● **Supplied records**

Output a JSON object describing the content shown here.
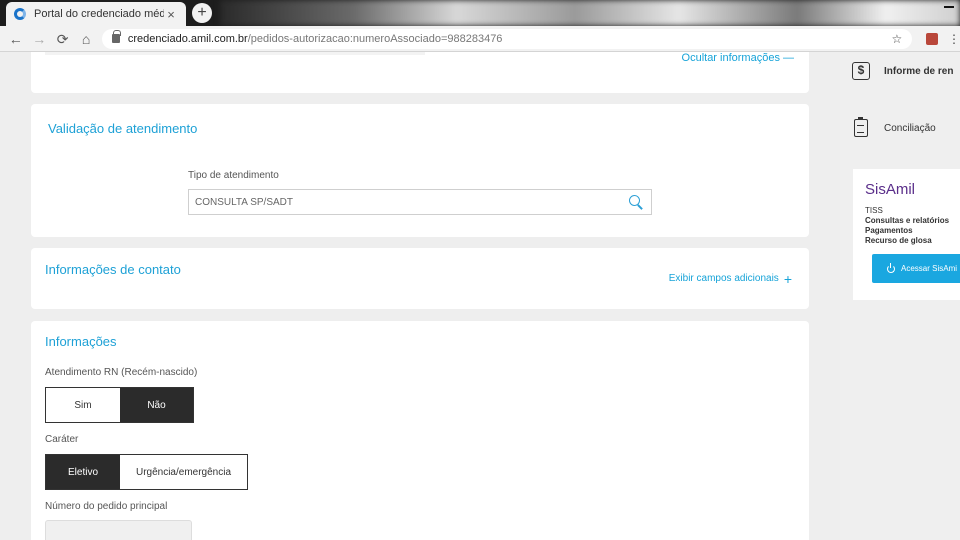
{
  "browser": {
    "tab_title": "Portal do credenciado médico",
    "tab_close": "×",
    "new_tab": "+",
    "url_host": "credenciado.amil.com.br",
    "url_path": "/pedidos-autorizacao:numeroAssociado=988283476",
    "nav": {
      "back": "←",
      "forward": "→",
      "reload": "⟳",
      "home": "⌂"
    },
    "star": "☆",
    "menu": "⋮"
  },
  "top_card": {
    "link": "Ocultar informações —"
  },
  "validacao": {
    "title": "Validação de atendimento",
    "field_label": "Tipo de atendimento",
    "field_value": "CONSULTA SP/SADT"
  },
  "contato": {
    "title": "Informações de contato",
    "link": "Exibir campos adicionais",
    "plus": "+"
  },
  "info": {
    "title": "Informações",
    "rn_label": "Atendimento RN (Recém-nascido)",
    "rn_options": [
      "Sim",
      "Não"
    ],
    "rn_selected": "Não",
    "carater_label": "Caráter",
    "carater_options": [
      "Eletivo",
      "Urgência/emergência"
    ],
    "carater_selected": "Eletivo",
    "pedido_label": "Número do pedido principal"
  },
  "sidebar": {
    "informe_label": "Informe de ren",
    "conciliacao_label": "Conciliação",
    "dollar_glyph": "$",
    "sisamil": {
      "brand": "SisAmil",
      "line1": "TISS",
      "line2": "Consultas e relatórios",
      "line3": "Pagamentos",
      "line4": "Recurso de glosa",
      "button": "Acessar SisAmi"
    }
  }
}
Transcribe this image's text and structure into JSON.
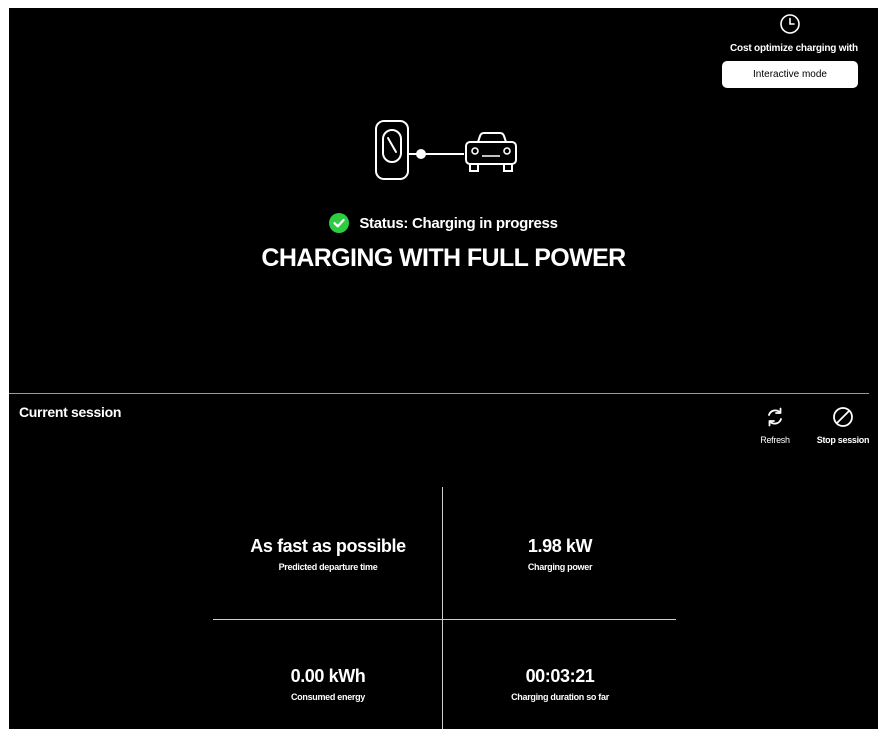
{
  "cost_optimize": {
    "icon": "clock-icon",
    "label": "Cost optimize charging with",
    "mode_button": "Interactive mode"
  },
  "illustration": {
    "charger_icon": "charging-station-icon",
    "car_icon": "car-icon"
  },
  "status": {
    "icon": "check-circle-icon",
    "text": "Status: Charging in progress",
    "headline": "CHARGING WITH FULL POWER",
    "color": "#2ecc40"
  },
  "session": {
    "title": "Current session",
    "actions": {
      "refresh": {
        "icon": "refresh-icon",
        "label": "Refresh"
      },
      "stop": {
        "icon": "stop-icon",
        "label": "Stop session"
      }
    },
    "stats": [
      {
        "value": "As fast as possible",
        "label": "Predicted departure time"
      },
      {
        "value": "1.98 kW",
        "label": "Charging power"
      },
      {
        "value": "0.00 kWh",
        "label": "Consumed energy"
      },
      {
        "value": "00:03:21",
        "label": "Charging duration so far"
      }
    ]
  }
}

--

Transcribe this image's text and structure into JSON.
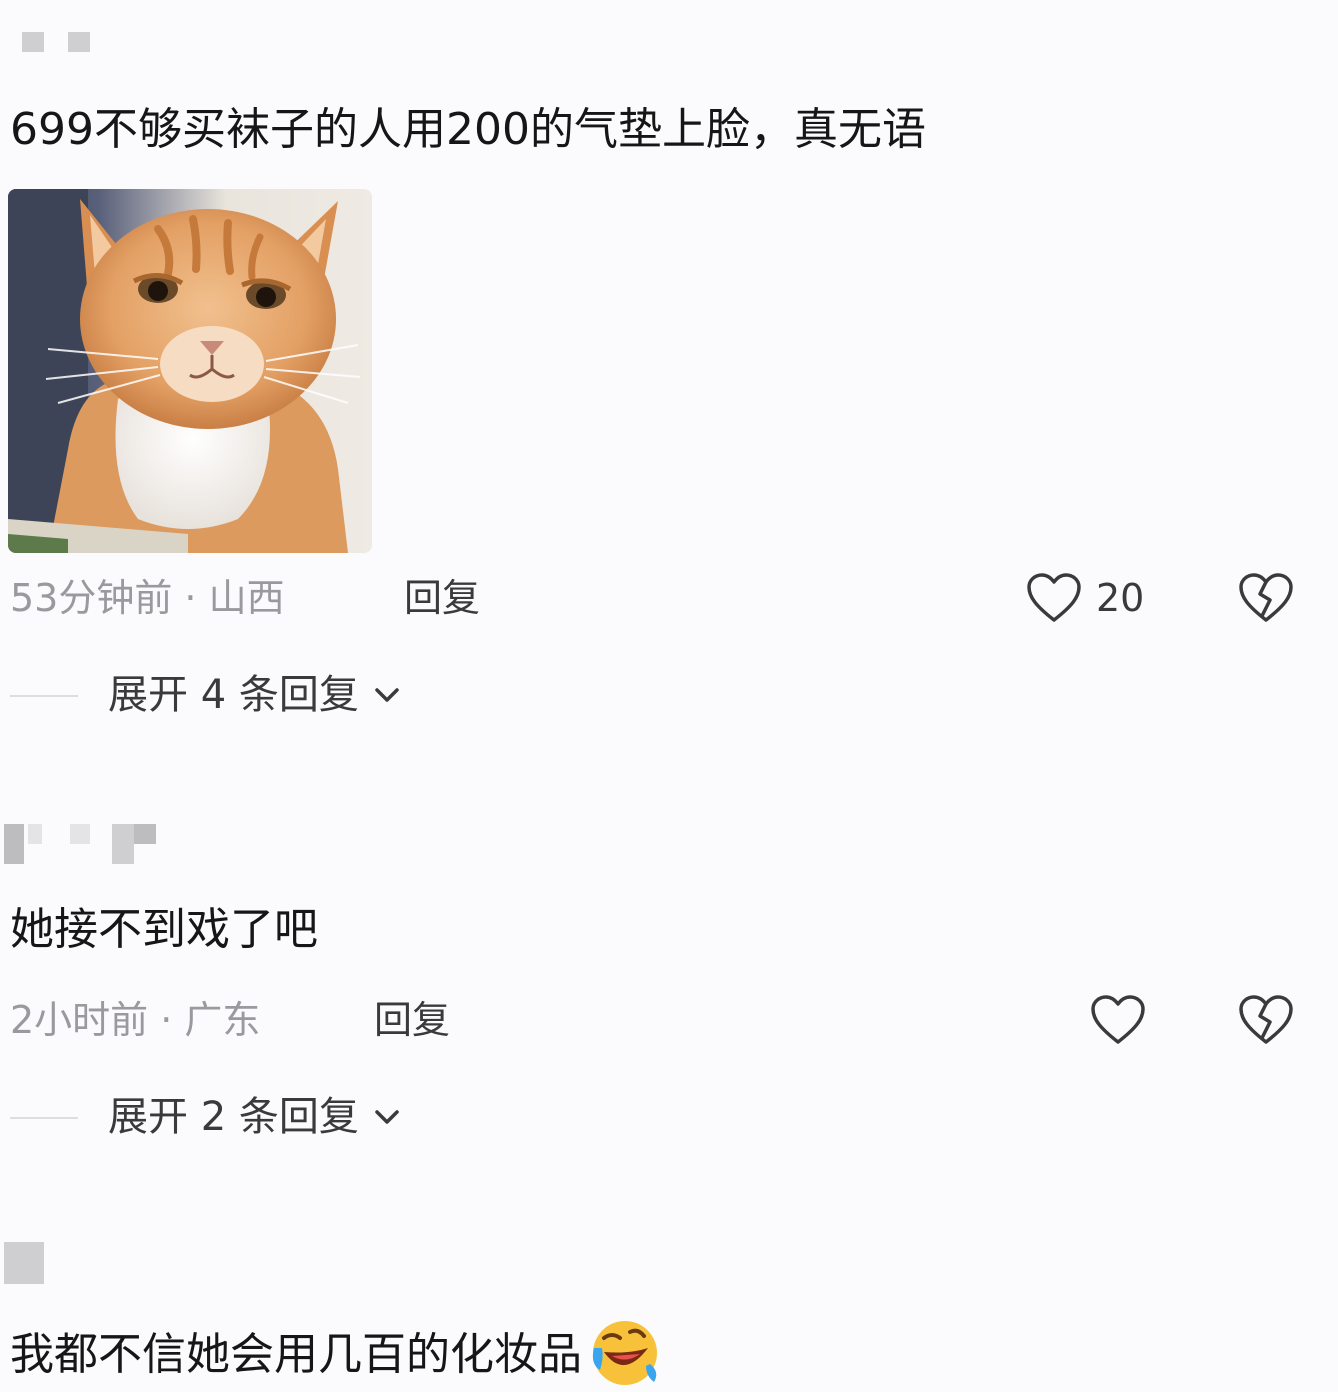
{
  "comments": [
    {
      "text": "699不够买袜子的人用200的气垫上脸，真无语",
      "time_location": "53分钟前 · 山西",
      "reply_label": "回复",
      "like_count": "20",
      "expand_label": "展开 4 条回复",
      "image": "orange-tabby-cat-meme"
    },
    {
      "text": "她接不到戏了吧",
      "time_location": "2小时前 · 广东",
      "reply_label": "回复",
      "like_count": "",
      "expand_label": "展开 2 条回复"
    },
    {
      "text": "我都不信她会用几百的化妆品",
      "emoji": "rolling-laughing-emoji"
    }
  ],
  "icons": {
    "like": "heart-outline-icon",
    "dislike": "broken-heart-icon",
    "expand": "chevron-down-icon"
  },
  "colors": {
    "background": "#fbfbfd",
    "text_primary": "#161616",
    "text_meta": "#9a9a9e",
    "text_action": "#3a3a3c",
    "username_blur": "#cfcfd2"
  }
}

--

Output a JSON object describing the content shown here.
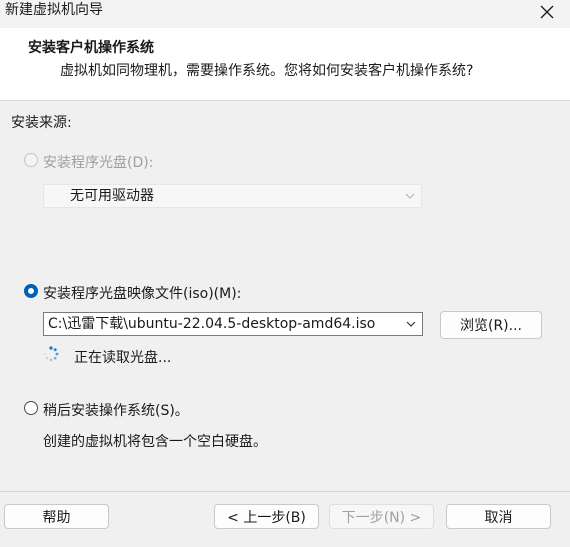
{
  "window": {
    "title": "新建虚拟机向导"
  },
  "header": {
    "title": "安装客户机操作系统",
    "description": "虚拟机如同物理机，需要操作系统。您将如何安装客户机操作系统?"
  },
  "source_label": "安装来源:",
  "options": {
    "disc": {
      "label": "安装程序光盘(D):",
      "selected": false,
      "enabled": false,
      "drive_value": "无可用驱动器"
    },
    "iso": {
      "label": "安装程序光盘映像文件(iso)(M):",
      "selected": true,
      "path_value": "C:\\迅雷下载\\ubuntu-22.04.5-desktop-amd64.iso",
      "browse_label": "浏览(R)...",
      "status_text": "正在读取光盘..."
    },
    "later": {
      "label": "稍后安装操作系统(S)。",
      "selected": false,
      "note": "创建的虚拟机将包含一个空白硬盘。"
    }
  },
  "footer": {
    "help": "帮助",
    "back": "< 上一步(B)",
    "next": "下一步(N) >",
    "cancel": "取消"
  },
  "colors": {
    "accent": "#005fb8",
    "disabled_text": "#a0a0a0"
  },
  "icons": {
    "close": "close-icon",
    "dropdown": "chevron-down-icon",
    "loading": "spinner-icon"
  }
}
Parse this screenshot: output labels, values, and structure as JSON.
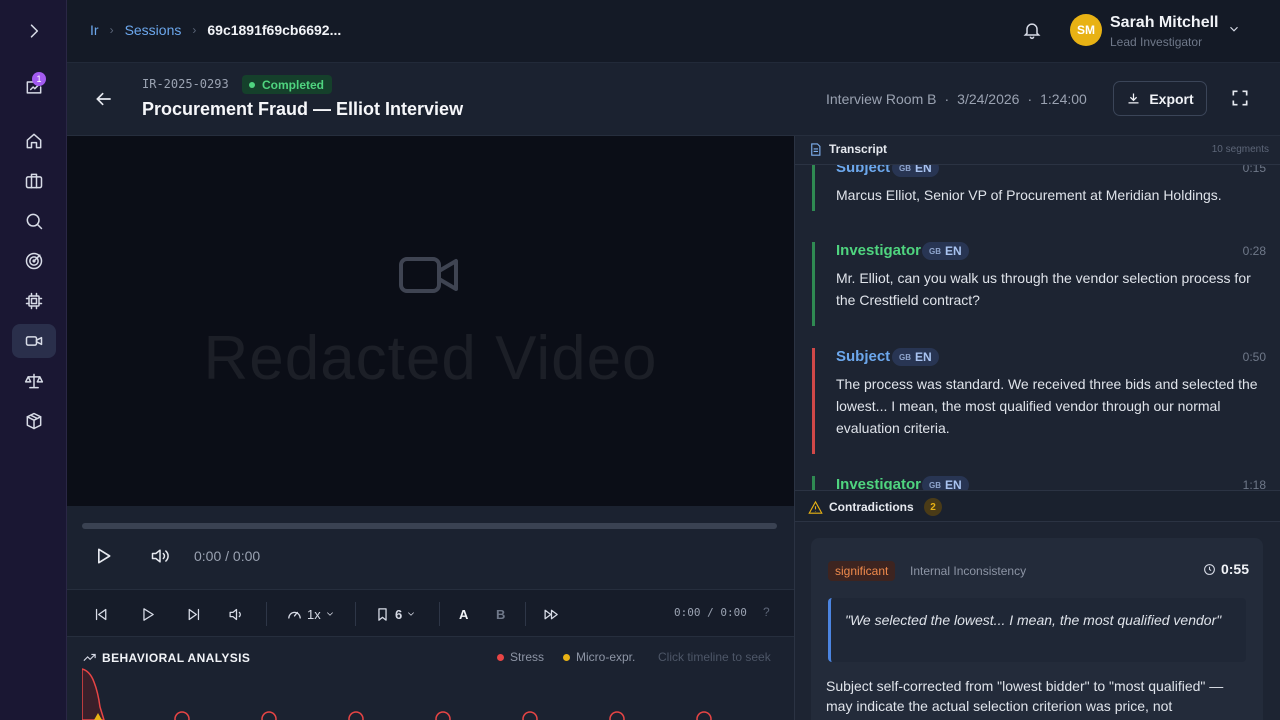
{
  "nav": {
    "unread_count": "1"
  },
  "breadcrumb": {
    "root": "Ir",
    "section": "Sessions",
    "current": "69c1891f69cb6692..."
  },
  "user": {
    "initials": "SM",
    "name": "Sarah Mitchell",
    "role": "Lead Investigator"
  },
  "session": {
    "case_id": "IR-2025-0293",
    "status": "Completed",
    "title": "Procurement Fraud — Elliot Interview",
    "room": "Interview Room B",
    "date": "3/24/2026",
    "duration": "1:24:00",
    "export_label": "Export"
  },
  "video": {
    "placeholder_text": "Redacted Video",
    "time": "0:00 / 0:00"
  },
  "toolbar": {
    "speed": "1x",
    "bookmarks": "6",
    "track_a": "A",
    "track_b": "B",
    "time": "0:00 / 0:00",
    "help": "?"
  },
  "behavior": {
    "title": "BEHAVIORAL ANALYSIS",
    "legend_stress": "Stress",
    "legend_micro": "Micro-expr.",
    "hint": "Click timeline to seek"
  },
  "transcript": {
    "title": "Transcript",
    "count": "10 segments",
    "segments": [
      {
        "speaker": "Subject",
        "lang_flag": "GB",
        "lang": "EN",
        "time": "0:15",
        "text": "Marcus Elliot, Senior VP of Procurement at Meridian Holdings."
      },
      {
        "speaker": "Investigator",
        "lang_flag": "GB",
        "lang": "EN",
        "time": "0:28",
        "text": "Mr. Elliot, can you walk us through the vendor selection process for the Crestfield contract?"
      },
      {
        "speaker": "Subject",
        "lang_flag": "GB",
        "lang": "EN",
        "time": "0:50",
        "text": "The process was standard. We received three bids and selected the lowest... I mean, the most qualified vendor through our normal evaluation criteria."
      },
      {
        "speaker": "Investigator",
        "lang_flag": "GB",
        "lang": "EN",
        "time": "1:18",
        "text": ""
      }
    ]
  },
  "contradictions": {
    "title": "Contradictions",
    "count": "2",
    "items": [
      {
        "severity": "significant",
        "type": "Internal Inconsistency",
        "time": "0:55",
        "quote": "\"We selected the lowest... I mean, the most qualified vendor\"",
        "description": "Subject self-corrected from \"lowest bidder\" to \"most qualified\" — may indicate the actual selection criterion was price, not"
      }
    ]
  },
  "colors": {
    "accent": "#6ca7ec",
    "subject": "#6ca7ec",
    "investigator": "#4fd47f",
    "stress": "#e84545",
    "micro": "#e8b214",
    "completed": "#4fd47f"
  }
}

● **Stated task**
Of the lines above, copy each that contains "Elliot".

● **Full response**
    "title": "Procurement Fraud — Elliot Interview",
        "text": "Marcus Elliot, Senior VP of Procurement at Meridian Holdings."
        "text": "Mr. Elliot, can you walk us through the vendor selection process for the Crestfield contract?"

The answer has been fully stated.